_Written task_. Skip every image and restate the data word for word.

A block of data
[START]

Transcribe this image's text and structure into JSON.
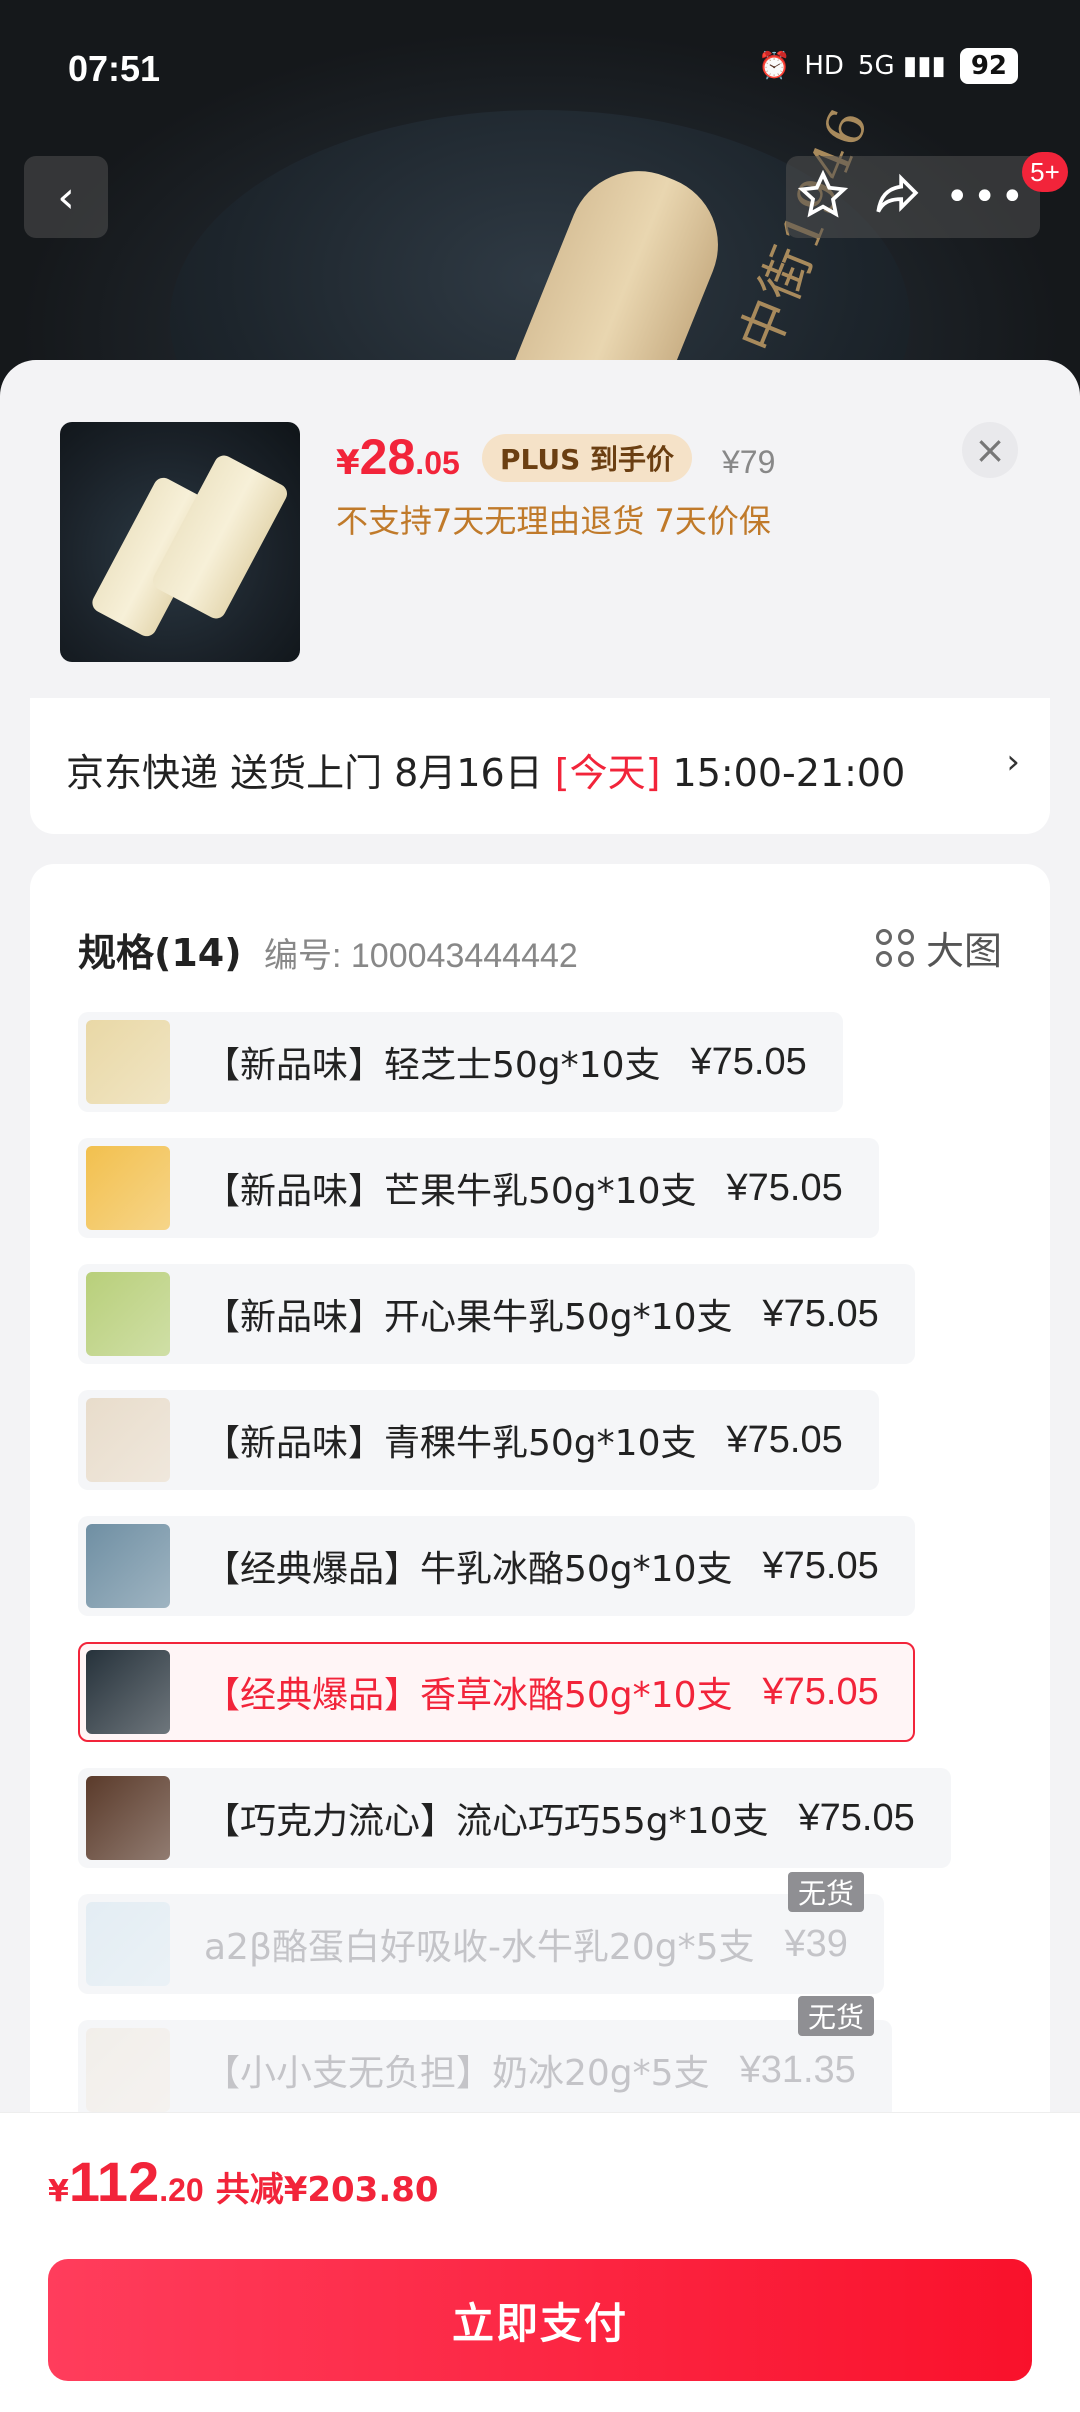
{
  "status_bar": {
    "time": "07:51",
    "network": "HD",
    "signal": "5G",
    "battery": "92"
  },
  "nav": {
    "back_icon": "chevron-left-icon",
    "badge": "5+"
  },
  "background": {
    "stick_text": "中街1946"
  },
  "product": {
    "price_symbol": "¥",
    "price_int": "28",
    "price_dec": ".05",
    "plus_label": "PLUS 到手价",
    "original_price": "¥79",
    "notice": "不支持7天无理由退货  7天价保"
  },
  "delivery": {
    "prefix": "京东快递 送货上门 8月16日 ",
    "today": "[今天]",
    "time": " 15:00-21:00",
    "arrow": "›"
  },
  "spec": {
    "title": "规格(14)",
    "code": "编号: 100043444442",
    "big_label": "大图",
    "options": [
      {
        "label": "【新品味】轻芝士50g*10支",
        "price": "¥75.05",
        "color": "#e9d8a6"
      },
      {
        "label": "【新品味】芒果牛乳50g*10支",
        "price": "¥75.05",
        "color": "#f2c04e"
      },
      {
        "label": "【新品味】开心果牛乳50g*10支",
        "price": "¥75.05",
        "color": "#b8cf7a"
      },
      {
        "label": "【新品味】青稞牛乳50g*10支",
        "price": "¥75.05",
        "color": "#e8dccb"
      },
      {
        "label": "【经典爆品】牛乳冰酪50g*10支",
        "price": "¥75.05",
        "color": "#6f8fa3"
      },
      {
        "label": "【经典爆品】香草冰酪50g*10支",
        "price": "¥75.05",
        "color": "#26323b"
      },
      {
        "label": "【巧克力流心】流心巧巧55g*10支",
        "price": "¥75.05",
        "color": "#5a3a2a"
      },
      {
        "label": "a2β酪蛋白好吸收-水牛乳20g*5支",
        "price": "¥39",
        "color": "#cfe3ef",
        "stock": "无货"
      },
      {
        "label": "【小小支无负担】奶冰20g*5支",
        "price": "¥31.35",
        "color": "#efe6da",
        "stock": "无货"
      }
    ]
  },
  "footer": {
    "total_symbol": "¥",
    "total_int": "112",
    "total_dec": ".20",
    "saving": "共减¥203.80",
    "pay_label": "立即支付"
  },
  "colors": {
    "accent": "#f2243a",
    "gold": "#c07a2a"
  }
}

[END]

_Answer below_.
Transcribe this image's text and structure into JSON.
{
  "status_bar": {
    "time": "07:51",
    "network": "HD",
    "signal": "5G",
    "battery": "92"
  },
  "nav": {
    "back_icon": "chevron-left-icon",
    "badge": "5+"
  },
  "background": {
    "stick_text": "中街1946"
  },
  "product": {
    "price_symbol": "¥",
    "price_int": "28",
    "price_dec": ".05",
    "plus_label": "PLUS 到手价",
    "original_price": "¥79",
    "notice": "不支持7天无理由退货  7天价保"
  },
  "delivery": {
    "prefix": "京东快递 送货上门 8月16日 ",
    "today": "[今天]",
    "time": " 15:00-21:00",
    "arrow": "›"
  },
  "spec": {
    "title": "规格(14)",
    "code": "编号: 100043444442",
    "big_label": "大图",
    "options": [
      {
        "label": "【新品味】轻芝士50g*10支",
        "price": "¥75.05",
        "color": "#e9d8a6"
      },
      {
        "label": "【新品味】芒果牛乳50g*10支",
        "price": "¥75.05",
        "color": "#f2c04e"
      },
      {
        "label": "【新品味】开心果牛乳50g*10支",
        "price": "¥75.05",
        "color": "#b8cf7a"
      },
      {
        "label": "【新品味】青稞牛乳50g*10支",
        "price": "¥75.05",
        "color": "#e8dccb"
      },
      {
        "label": "【经典爆品】牛乳冰酪50g*10支",
        "price": "¥75.05",
        "color": "#6f8fa3"
      },
      {
        "label": "【经典爆品】香草冰酪50g*10支",
        "price": "¥75.05",
        "color": "#26323b"
      },
      {
        "label": "【巧克力流心】流心巧巧55g*10支",
        "price": "¥75.05",
        "color": "#5a3a2a"
      },
      {
        "label": "a2β酪蛋白好吸收-水牛乳20g*5支",
        "price": "¥39",
        "color": "#cfe3ef",
        "stock": "无货"
      },
      {
        "label": "【小小支无负担】奶冰20g*5支",
        "price": "¥31.35",
        "color": "#efe6da",
        "stock": "无货"
      }
    ]
  },
  "footer": {
    "total_symbol": "¥",
    "total_int": "112",
    "total_dec": ".20",
    "saving": "共减¥203.80",
    "pay_label": "立即支付"
  },
  "colors": {
    "accent": "#f2243a",
    "gold": "#c07a2a"
  }
}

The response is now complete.